- [YOUR TASK]:
Find and copy each line of the records where the string "type" shows up.

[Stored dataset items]
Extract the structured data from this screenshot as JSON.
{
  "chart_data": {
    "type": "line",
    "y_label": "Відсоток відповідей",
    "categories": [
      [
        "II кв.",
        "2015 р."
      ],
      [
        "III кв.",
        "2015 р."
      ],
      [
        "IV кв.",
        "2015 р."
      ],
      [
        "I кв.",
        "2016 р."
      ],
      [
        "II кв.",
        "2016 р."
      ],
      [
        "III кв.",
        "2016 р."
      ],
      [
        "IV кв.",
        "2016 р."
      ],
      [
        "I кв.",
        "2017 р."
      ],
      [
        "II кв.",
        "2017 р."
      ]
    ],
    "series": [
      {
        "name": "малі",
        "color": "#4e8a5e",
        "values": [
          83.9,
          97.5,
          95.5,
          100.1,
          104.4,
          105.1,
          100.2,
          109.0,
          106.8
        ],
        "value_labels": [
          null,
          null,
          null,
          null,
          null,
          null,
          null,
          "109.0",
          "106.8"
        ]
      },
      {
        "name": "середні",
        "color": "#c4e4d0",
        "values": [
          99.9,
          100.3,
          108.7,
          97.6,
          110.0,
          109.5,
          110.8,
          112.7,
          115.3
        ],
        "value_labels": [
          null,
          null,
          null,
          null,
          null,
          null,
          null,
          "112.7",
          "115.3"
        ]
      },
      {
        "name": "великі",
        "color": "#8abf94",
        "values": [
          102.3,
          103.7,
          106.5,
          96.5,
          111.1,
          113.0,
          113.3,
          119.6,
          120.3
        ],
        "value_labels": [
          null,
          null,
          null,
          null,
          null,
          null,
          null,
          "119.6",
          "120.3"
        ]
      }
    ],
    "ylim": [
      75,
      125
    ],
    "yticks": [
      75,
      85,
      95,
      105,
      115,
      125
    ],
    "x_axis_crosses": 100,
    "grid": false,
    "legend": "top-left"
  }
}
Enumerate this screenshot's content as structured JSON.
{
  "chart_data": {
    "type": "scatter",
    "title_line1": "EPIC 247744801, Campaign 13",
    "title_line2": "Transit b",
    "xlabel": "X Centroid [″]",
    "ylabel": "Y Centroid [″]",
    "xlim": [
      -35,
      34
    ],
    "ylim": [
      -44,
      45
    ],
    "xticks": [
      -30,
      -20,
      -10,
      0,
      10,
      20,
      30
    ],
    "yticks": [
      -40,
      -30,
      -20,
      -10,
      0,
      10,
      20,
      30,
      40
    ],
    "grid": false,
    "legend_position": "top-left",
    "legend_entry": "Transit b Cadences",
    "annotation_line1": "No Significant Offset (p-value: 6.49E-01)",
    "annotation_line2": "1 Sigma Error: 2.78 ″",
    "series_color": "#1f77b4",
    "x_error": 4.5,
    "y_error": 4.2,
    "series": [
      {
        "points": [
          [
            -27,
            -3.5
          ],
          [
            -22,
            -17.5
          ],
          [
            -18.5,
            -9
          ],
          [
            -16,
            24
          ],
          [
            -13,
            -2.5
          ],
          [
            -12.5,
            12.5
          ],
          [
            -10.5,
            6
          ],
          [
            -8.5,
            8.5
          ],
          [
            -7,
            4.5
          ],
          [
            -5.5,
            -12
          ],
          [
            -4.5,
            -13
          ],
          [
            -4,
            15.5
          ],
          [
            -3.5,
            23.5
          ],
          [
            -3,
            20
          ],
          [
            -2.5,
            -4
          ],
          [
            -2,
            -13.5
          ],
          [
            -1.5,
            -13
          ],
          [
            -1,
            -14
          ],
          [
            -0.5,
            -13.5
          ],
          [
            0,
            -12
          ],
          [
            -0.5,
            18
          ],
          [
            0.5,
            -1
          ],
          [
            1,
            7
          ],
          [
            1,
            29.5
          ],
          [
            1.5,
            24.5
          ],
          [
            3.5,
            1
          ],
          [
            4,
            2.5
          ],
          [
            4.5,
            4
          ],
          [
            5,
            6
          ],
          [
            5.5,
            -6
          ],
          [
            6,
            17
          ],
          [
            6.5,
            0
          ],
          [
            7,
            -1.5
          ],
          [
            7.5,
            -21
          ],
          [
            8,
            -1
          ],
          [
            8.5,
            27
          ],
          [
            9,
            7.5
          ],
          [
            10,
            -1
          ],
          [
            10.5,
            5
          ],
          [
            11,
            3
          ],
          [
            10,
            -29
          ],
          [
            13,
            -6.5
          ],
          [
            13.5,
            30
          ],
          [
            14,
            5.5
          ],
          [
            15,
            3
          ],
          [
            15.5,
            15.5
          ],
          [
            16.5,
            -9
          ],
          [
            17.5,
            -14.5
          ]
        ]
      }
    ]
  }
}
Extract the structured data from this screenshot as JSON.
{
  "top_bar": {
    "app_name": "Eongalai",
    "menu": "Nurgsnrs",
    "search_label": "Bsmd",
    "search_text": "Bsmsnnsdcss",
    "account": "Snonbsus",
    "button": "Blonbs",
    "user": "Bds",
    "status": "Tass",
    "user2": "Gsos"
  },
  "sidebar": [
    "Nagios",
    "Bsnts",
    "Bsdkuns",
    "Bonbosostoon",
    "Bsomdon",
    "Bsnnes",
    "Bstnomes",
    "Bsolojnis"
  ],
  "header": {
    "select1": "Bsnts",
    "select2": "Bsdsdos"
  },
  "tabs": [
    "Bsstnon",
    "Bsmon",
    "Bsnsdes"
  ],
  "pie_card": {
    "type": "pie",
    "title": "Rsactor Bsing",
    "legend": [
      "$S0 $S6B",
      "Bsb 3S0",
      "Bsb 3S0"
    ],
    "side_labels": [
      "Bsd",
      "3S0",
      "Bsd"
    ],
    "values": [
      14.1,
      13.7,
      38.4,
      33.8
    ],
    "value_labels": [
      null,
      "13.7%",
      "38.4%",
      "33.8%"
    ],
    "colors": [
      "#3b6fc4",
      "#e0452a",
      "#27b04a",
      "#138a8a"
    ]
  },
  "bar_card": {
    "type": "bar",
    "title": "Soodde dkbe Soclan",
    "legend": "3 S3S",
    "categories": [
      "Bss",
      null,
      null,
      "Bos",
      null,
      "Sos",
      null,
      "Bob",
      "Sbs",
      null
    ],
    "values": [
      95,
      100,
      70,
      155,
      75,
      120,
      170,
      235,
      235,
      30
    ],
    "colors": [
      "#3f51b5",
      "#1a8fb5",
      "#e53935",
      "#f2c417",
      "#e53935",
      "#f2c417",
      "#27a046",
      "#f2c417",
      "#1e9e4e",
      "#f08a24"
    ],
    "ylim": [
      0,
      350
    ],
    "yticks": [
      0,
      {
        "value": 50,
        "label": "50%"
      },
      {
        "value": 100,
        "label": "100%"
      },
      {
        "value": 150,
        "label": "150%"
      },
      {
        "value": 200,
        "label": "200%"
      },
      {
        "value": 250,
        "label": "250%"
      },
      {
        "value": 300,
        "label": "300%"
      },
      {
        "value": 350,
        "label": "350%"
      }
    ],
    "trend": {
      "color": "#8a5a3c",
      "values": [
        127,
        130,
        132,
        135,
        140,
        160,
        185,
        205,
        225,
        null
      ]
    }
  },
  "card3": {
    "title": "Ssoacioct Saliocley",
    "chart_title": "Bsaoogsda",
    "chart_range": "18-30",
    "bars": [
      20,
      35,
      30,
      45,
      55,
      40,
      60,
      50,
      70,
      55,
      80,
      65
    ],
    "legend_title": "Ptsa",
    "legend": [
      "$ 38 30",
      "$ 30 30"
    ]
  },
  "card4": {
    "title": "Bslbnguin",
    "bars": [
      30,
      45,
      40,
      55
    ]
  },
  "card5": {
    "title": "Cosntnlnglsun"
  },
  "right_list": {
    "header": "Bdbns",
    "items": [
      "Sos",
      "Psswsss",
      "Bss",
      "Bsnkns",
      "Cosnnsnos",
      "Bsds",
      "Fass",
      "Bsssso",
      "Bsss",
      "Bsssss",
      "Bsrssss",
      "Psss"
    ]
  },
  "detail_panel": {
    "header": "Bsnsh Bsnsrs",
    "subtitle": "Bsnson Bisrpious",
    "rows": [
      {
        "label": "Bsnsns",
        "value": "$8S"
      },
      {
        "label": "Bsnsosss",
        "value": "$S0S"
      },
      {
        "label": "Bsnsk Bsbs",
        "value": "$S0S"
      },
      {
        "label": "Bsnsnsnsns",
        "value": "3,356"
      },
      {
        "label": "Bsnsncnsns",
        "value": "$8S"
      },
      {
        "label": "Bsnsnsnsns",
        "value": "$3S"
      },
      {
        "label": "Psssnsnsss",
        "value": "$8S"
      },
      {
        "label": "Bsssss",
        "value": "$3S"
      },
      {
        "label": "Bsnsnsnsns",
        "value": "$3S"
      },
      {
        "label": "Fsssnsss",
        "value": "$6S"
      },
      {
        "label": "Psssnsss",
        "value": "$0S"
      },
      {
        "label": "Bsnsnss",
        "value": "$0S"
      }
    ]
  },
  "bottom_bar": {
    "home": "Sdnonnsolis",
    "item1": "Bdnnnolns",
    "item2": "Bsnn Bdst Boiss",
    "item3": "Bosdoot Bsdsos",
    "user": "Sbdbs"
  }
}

- [ANSWER TO THE EXERCISE]:
    "type": "line",
    "type": "scatter",
    "type": "pie",
    "type": "bar",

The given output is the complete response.